Stored dataset items

[start]

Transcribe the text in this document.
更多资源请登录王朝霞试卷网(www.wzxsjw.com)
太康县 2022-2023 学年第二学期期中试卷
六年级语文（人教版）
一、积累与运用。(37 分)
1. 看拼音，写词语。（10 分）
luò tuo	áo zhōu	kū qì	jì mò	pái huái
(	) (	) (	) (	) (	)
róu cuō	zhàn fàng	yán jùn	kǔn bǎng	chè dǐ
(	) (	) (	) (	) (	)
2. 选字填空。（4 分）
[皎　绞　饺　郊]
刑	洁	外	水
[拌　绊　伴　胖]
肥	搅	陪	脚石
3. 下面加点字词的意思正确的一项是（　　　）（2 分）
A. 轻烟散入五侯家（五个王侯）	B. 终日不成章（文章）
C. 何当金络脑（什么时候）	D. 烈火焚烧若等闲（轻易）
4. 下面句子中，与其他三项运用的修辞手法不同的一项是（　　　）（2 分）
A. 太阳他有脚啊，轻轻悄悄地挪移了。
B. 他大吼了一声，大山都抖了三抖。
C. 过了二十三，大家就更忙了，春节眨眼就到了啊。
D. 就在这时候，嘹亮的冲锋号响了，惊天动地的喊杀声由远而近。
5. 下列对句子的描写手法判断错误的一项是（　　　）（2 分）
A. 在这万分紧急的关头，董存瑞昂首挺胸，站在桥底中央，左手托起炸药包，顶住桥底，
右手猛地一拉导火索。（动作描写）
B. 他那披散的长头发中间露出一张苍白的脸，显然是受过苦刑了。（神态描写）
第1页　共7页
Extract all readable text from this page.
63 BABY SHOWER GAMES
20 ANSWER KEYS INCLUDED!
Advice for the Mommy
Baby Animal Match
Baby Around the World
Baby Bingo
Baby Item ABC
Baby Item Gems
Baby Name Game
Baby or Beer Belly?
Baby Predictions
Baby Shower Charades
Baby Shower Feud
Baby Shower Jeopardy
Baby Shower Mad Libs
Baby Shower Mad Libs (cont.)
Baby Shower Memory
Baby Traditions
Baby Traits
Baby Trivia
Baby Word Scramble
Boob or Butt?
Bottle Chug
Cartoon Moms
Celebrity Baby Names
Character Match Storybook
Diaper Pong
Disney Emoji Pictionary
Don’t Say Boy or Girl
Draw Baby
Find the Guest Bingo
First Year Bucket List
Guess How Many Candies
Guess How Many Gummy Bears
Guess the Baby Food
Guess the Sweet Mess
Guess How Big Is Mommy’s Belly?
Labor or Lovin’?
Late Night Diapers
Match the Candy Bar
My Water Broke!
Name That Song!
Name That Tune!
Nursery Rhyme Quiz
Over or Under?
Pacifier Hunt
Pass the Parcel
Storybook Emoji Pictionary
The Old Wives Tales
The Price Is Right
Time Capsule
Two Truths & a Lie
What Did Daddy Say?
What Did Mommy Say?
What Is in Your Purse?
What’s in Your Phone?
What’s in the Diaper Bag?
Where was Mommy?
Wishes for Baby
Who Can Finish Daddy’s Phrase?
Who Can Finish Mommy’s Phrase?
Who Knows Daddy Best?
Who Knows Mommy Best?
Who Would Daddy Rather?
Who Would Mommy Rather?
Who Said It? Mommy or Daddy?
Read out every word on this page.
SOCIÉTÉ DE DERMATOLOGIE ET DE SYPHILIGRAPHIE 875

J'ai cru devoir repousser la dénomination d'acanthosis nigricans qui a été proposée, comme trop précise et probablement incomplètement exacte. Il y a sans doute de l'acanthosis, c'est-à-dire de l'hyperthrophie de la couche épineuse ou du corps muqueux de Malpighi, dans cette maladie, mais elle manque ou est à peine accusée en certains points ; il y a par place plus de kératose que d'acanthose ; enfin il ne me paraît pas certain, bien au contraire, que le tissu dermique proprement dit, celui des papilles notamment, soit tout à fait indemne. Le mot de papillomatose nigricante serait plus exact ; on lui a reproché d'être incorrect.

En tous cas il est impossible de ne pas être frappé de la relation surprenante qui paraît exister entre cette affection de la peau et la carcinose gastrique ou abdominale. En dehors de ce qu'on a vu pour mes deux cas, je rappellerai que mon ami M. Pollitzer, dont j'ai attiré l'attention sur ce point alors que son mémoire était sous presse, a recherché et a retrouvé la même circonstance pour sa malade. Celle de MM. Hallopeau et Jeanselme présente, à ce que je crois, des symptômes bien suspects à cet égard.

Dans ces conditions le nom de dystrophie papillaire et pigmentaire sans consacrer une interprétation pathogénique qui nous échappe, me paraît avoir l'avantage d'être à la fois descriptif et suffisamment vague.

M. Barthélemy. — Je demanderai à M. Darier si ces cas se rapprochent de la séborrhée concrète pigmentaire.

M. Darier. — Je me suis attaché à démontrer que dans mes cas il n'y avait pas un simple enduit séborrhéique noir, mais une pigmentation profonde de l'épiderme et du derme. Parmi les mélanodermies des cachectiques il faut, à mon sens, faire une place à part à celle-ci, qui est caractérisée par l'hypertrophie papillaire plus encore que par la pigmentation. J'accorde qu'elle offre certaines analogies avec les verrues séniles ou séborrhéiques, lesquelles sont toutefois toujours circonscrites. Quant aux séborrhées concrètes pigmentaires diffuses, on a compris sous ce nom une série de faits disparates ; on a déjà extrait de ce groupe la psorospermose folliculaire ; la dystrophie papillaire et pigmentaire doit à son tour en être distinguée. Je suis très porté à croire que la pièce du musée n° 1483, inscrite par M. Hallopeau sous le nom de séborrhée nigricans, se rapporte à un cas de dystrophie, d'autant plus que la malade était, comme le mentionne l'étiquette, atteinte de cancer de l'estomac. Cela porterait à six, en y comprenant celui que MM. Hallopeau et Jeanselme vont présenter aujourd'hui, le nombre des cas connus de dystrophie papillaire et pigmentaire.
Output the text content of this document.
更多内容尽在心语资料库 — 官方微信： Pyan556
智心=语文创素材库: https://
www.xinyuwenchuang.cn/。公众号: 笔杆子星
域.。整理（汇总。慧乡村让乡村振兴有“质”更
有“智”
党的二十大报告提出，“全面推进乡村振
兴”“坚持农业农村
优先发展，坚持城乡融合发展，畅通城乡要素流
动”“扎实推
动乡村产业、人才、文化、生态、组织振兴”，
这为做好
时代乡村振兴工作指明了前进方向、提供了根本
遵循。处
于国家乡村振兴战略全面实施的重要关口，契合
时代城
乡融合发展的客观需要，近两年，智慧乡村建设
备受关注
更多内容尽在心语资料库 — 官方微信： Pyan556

[end]

__EXERCISE DETAILS__.
Retype all of the entries precisely as they are.

__WRITTEN SOLUTION__.
Transcribe the text in this document.
更多资源请登录王朝霞试卷网(www.wzxsjw.com)
太康县 2022-2023 学年第二学期期中试卷
六年级语文（人教版）
一、积累与运用。(37 分)
1. 看拼音，写词语。（10 分）
luò tuo	áo zhōu	kū qì	jì mò	pái huái
(	) (	) (	) (	) (	)
róu cuō	zhàn fàng	yán jùn	kǔn bǎng	chè dǐ
(	) (	) (	) (	) (	)
2. 选字填空。（4 分）
[皎　绞　饺　郊]
刑	洁	外	水
[拌　绊　伴　胖]
肥	搅	陪	脚石
3. 下面加点字词的意思正确的一项是（　　　）（2 分）
A. 轻烟散入五侯家（五个王侯）	B. 终日不成章（文章）
C. 何当金络脑（什么时候）	D. 烈火焚烧若等闲（轻易）
4. 下面句子中，与其他三项运用的修辞手法不同的一项是（　　　）（2 分）
A. 太阳他有脚啊，轻轻悄悄地挪移了。
B. 他大吼了一声，大山都抖了三抖。
C. 过了二十三，大家就更忙了，春节眨眼就到了啊。
D. 就在这时候，嘹亮的冲锋号响了，惊天动地的喊杀声由远而近。
5. 下列对句子的描写手法判断错误的一项是（　　　）（2 分）
A. 在这万分紧急的关头，董存瑞昂首挺胸，站在桥底中央，左手托起炸药包，顶住桥底，
右手猛地一拉导火索。（动作描写）
B. 他那披散的长头发中间露出一张苍白的脸，显然是受过苦刑了。（神态描写）
第1页　共7页
Extract all readable text from this page.
63 BABY SHOWER GAMES
20 ANSWER KEYS INCLUDED!
Advice for the Mommy
Baby Animal Match
Baby Around the World
Baby Bingo
Baby Item ABC
Baby Item Gems
Baby Name Game
Baby or Beer Belly?
Baby Predictions
Baby Shower Charades
Baby Shower Feud
Baby Shower Jeopardy
Baby Shower Mad Libs
Baby Shower Mad Libs (cont.)
Baby Shower Memory
Baby Traditions
Baby Traits
Baby Trivia
Baby Word Scramble
Boob or Butt?
Bottle Chug
Cartoon Moms
Celebrity Baby Names
Character Match Storybook
Diaper Pong
Disney Emoji Pictionary
Don’t Say Boy or Girl
Draw Baby
Find the Guest Bingo
First Year Bucket List
Guess How Many Candies
Guess How Many Gummy Bears
Guess the Baby Food
Guess the Sweet Mess
Guess How Big Is Mommy’s Belly?
Labor or Lovin’?
Late Night Diapers
Match the Candy Bar
My Water Broke!
Name That Song!
Name That Tune!
Nursery Rhyme Quiz
Over or Under?
Pacifier Hunt
Pass the Parcel
Storybook Emoji Pictionary
The Old Wives Tales
The Price Is Right
Time Capsule
Two Truths & a Lie
What Did Daddy Say?
What Did Mommy Say?
What Is in Your Purse?
What’s in Your Phone?
What’s in the Diaper Bag?
Where was Mommy?
Wishes for Baby
Who Can Finish Daddy’s Phrase?
Who Can Finish Mommy’s Phrase?
Who Knows Daddy Best?
Who Knows Mommy Best?
Who Would Daddy Rather?
Who Would Mommy Rather?
Who Said It? Mommy or Daddy?
Read out every word on this page.
SOCIÉTÉ DE DERMATOLOGIE ET DE SYPHILIGRAPHIE 875

J'ai cru devoir repousser la dénomination d'acanthosis nigricans qui a été proposée, comme trop précise et probablement incomplètement exacte. Il y a sans doute de l'acanthosis, c'est-à-dire de l'hyperthrophie de la couche épineuse ou du corps muqueux de Malpighi, dans cette maladie, mais elle manque ou est à peine accusée en certains points ; il y a par place plus de kératose que d'acanthose ; enfin il ne me paraît pas certain, bien au contraire, que le tissu dermique proprement dit, celui des papilles notamment, soit tout à fait indemne. Le mot de papillomatose nigricante serait plus exact ; on lui a reproché d'être incorrect.

En tous cas il est impossible de ne pas être frappé de la relation surprenante qui paraît exister entre cette affection de la peau et la carcinose gastrique ou abdominale. En dehors de ce qu'on a vu pour mes deux cas, je rappellerai que mon ami M. Pollitzer, dont j'ai attiré l'attention sur ce point alors que son mémoire était sous presse, a recherché et a retrouvé la même circonstance pour sa malade. Celle de MM. Hallopeau et Jeanselme présente, à ce que je crois, des symptômes bien suspects à cet égard.

Dans ces conditions le nom de dystrophie papillaire et pigmentaire sans consacrer une interprétation pathogénique qui nous échappe, me paraît avoir l'avantage d'être à la fois descriptif et suffisamment vague.

M. Barthélemy. — Je demanderai à M. Darier si ces cas se rapprochent de la séborrhée concrète pigmentaire.

M. Darier. — Je me suis attaché à démontrer que dans mes cas il n'y avait pas un simple enduit séborrhéique noir, mais une pigmentation profonde de l'épiderme et du derme. Parmi les mélanodermies des cachectiques il faut, à mon sens, faire une place à part à celle-ci, qui est caractérisée par l'hypertrophie papillaire plus encore que par la pigmentation. J'accorde qu'elle offre certaines analogies avec les verrues séniles ou séborrhéiques, lesquelles sont toutefois toujours circonscrites. Quant aux séborrhées concrètes pigmentaires diffuses, on a compris sous ce nom une série de faits disparates ; on a déjà extrait de ce groupe la psorospermose folliculaire ; la dystrophie papillaire et pigmentaire doit à son tour en être distinguée. Je suis très porté à croire que la pièce du musée n° 1483, inscrite par M. Hallopeau sous le nom de séborrhée nigricans, se rapporte à un cas de dystrophie, d'autant plus que la malade était, comme le mentionne l'étiquette, atteinte de cancer de l'estomac. Cela porterait à six, en y comprenant celui que MM. Hallopeau et Jeanselme vont présenter aujourd'hui, le nombre des cas connus de dystrophie papillaire et pigmentaire.
Output the text content of this document.
更多内容尽在心语资料库 — 官方微信： Pyan556
智心=语文创素材库: https://
www.xinyuwenchuang.cn/。公众号: 笔杆子星
域.。整理（汇总。慧乡村让乡村振兴有“质”更
有“智”
党的二十大报告提出，“全面推进乡村振
兴”“坚持农业农村
优先发展，坚持城乡融合发展，畅通城乡要素流
动”“扎实推
动乡村产业、人才、文化、生态、组织振兴”，
这为做好
时代乡村振兴工作指明了前进方向、提供了根本
遵循。处
于国家乡村振兴战略全面实施的重要关口，契合
时代城
乡融合发展的客观需要，近两年，智慧乡村建设
备受关注
更多内容尽在心语资料库 — 官方微信： Pyan556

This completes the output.